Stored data
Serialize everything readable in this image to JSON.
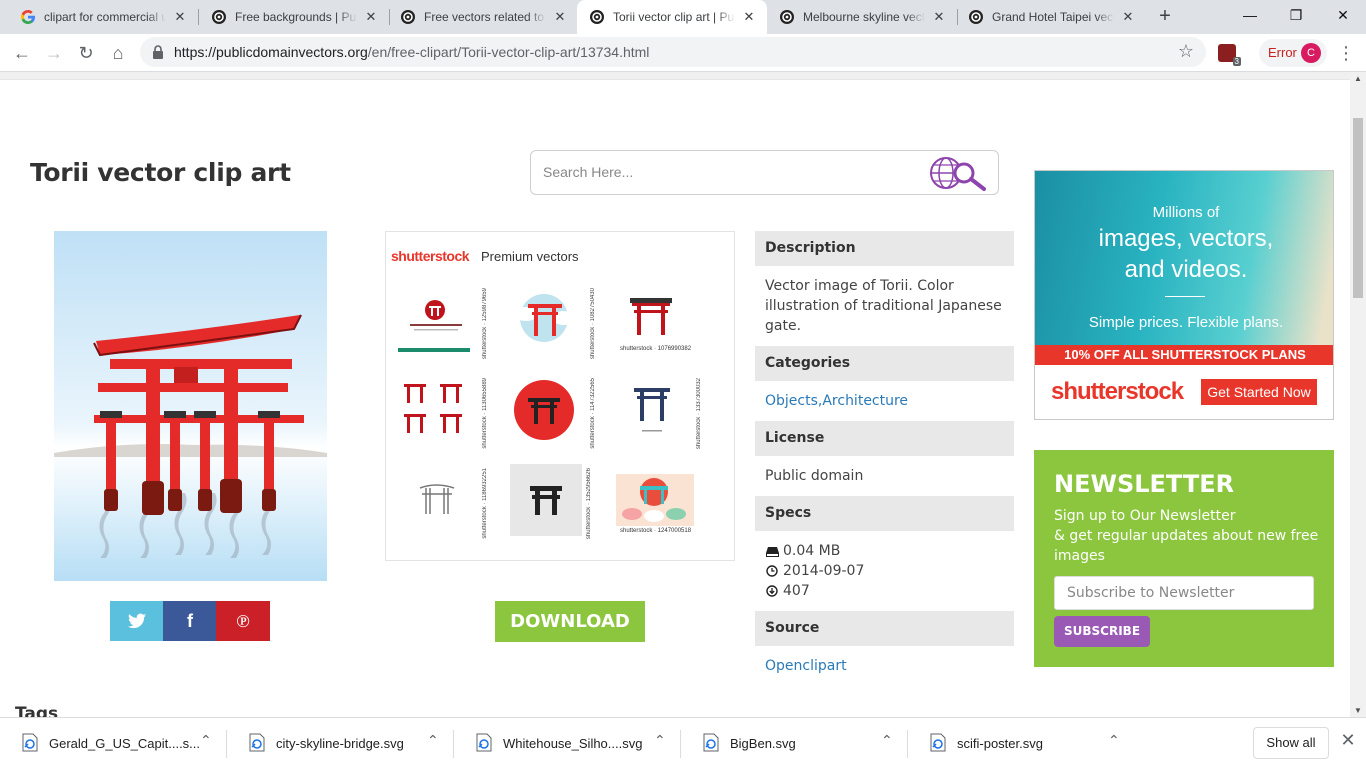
{
  "browser": {
    "tabs": [
      {
        "label": "clipart for commercial use",
        "icon": "google-g-icon"
      },
      {
        "label": "Free backgrounds | Public",
        "icon": "pdv-icon"
      },
      {
        "label": "Free vectors related to c",
        "icon": "pdv-icon"
      },
      {
        "label": "Torii vector clip art | Pub",
        "icon": "pdv-icon",
        "active": true
      },
      {
        "label": "Melbourne skyline vector",
        "icon": "pdv-icon"
      },
      {
        "label": "Grand Hotel Taipei vector",
        "icon": "pdv-icon"
      }
    ],
    "url_host": "https://publicdomainvectors.org",
    "url_path": "/en/free-clipart/Torii-vector-clip-art/13734.html",
    "extension_badge": "3",
    "error_label": "Error",
    "avatar_letter": "C"
  },
  "page": {
    "title": "Torii vector clip art",
    "search_placeholder": "Search Here...",
    "premium": {
      "brand": "shutterstock",
      "label": "Premium vectors",
      "watermarks": [
        "shutterstock · 1259879659",
        "shutterstock · 1082750430",
        "shutterstock · 1076990382",
        "shutterstock · 1130655889",
        "shutterstock · 1147322565",
        "shutterstock · 1337300032",
        "shutterstock · 1186932251",
        "shutterstock · 1352956626",
        "shutterstock · 1247000518"
      ]
    },
    "download_label": "DOWNLOAD",
    "description": {
      "header": "Description",
      "text": "Vector image of Torii. Color illustration of traditional Japanese gate."
    },
    "categories": {
      "header": "Categories",
      "text": "Objects,Architecture"
    },
    "license": {
      "header": "License",
      "text": "Public domain"
    },
    "specs": {
      "header": "Specs",
      "size": "0.04 MB",
      "date": "2014-09-07",
      "downloads": "407"
    },
    "source": {
      "header": "Source",
      "text": "Openclipart"
    },
    "tags_heading": "Tags",
    "ad": {
      "line1": "Millions of",
      "line2": "images, vectors,",
      "line3": "and videos.",
      "line4": "Simple prices. Flexible plans.",
      "band": "10% OFF ALL SHUTTERSTOCK PLANS",
      "brand": "shutterstock",
      "cta": "Get Started Now"
    },
    "newsletter": {
      "heading": "NEWSLETTER",
      "line1": "Sign up to Our Newsletter",
      "line2": "& get regular updates about new free images",
      "placeholder": "Subscribe to Newsletter",
      "button": "SUBSCRIBE"
    }
  },
  "downloads": {
    "items": [
      "Gerald_G_US_Capit....s...",
      "city-skyline-bridge.svg",
      "Whitehouse_Silho....svg",
      "BigBen.svg",
      "scifi-poster.svg"
    ],
    "show_all": "Show all"
  },
  "colors": {
    "accent_green": "#8cc63f",
    "shutterstock_red": "#e9362b",
    "torii_red": "#e52a2a",
    "purple": "#9b59b6"
  }
}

◆ Directions for this task
Find the string "images" in the listing and return every line that holds it.

◆ Written answer
      "line2": "images, vectors,",
      "line2": "& get regular updates about new free images",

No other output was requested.